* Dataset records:
- - -

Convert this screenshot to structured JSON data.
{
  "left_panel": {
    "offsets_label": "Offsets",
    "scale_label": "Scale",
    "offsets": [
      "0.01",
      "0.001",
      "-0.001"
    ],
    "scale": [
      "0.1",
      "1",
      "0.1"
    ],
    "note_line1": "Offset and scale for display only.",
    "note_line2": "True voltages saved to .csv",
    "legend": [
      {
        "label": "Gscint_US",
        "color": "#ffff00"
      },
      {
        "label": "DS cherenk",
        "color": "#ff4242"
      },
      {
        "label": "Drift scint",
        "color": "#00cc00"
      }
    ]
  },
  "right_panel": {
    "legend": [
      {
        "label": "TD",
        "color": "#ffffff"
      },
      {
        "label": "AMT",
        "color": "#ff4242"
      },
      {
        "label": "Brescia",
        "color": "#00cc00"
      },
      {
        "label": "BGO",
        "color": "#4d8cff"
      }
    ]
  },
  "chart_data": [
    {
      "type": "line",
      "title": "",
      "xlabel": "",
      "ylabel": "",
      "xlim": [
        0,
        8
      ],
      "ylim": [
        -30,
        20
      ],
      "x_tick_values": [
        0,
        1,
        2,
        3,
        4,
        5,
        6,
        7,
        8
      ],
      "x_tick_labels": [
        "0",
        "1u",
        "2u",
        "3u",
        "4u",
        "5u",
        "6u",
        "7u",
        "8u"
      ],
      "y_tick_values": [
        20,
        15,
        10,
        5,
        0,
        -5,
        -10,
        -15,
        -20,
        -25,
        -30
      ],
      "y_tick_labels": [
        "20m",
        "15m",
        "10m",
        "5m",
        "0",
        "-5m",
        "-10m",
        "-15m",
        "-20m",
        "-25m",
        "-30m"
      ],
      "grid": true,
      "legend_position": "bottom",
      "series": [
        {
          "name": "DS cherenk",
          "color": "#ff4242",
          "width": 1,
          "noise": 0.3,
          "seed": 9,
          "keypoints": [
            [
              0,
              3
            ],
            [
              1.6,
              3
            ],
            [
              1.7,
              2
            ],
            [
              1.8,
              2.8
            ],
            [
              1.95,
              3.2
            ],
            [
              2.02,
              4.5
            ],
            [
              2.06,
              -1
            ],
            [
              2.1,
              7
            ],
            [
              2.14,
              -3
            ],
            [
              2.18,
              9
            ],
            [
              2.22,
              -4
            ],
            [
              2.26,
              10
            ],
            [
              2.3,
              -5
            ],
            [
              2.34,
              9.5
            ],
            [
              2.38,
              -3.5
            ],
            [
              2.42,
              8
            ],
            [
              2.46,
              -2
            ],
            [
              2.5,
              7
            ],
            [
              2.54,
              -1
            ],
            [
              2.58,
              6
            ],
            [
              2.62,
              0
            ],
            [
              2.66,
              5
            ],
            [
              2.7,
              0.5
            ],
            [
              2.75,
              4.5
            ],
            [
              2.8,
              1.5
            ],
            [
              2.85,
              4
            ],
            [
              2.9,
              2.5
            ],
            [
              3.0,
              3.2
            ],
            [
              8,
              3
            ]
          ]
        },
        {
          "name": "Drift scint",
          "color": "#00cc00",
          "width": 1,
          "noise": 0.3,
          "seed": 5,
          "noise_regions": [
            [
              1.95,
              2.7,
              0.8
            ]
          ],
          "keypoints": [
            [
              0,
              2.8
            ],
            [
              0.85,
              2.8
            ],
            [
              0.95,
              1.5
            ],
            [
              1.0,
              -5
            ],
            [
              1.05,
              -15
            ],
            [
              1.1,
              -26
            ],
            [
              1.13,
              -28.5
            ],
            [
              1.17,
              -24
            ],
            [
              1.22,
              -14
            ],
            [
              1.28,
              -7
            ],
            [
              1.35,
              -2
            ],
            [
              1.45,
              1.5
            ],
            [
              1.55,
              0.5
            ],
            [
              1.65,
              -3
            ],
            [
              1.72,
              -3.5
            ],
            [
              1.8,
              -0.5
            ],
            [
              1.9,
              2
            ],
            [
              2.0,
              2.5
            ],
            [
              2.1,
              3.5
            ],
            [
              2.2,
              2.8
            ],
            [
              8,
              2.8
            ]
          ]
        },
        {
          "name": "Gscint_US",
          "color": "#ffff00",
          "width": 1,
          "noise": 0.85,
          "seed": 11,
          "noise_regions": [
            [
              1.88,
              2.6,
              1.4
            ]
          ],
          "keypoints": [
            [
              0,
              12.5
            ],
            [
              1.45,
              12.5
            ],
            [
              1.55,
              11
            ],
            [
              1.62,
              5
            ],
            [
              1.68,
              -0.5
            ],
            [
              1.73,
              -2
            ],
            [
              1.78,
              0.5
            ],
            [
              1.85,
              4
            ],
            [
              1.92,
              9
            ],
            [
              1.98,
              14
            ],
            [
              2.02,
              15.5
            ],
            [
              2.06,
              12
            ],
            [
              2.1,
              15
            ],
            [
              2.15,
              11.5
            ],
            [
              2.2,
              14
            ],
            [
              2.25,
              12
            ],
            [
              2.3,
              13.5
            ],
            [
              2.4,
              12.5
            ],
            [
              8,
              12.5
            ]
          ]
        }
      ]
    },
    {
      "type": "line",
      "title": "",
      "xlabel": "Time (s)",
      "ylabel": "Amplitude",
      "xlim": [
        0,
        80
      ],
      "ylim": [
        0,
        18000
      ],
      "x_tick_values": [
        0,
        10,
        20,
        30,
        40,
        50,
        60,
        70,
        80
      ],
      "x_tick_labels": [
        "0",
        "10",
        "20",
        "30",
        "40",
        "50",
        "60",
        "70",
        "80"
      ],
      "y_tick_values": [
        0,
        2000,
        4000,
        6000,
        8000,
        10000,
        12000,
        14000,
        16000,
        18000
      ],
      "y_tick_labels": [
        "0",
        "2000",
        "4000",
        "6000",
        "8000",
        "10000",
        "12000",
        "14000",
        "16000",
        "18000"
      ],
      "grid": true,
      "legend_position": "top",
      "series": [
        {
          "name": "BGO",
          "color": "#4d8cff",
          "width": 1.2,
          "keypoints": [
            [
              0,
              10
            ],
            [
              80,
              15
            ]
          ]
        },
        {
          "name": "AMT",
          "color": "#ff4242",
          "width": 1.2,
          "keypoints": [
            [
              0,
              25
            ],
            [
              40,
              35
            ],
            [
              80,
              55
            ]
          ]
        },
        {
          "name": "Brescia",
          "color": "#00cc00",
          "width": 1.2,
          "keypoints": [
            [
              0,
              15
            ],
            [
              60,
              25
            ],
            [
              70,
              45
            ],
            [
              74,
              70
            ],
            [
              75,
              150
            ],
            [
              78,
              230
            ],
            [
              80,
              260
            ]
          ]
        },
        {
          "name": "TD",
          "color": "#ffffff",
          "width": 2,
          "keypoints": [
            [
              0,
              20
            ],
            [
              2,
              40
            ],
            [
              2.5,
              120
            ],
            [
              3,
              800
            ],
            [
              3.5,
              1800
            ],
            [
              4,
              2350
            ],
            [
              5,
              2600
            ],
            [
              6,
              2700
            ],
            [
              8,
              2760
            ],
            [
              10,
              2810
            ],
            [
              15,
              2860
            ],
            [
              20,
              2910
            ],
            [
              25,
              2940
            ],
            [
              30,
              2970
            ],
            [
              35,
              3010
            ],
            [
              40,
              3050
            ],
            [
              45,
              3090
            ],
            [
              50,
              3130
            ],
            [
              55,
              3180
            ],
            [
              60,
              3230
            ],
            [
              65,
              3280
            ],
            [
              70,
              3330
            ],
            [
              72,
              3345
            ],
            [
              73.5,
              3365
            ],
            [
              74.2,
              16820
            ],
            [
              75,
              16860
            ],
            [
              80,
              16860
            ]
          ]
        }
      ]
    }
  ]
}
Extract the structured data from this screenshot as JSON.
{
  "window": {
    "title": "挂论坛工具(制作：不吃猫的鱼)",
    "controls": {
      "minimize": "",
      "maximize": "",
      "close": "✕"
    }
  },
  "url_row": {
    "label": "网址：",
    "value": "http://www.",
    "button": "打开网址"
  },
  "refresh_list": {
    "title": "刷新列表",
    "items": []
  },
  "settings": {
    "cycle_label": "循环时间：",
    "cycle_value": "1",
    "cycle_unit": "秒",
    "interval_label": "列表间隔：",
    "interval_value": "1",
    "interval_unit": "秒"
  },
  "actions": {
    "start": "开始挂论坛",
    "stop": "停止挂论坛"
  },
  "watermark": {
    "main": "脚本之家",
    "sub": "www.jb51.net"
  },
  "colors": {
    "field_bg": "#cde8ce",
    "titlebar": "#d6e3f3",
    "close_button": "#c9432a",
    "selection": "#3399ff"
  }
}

- - -

* Short task:
Starting with the line that contains "Extract the structured", write out each line through the end of the listing, exactly as it appears, and include nothing else.

* Result of this task:
Extract the structured data from this screenshot as JSON.
{
  "window": {
    "title": "挂论坛工具(制作：不吃猫的鱼)",
    "controls": {
      "minimize": "",
      "maximize": "",
      "close": "✕"
    }
  },
  "url_row": {
    "label": "网址：",
    "value": "http://www.",
    "button": "打开网址"
  },
  "refresh_list": {
    "title": "刷新列表",
    "items": []
  },
  "settings": {
    "cycle_label": "循环时间：",
    "cycle_value": "1",
    "cycle_unit": "秒",
    "interval_label": "列表间隔：",
    "interval_value": "1",
    "interval_unit": "秒"
  },
  "actions": {
    "start": "开始挂论坛",
    "stop": "停止挂论坛"
  },
  "watermark": {
    "main": "脚本之家",
    "sub": "www.jb51.net"
  },
  "colors": {
    "field_bg": "#cde8ce",
    "titlebar": "#d6e3f3",
    "close_button": "#c9432a",
    "selection": "#3399ff"
  }
}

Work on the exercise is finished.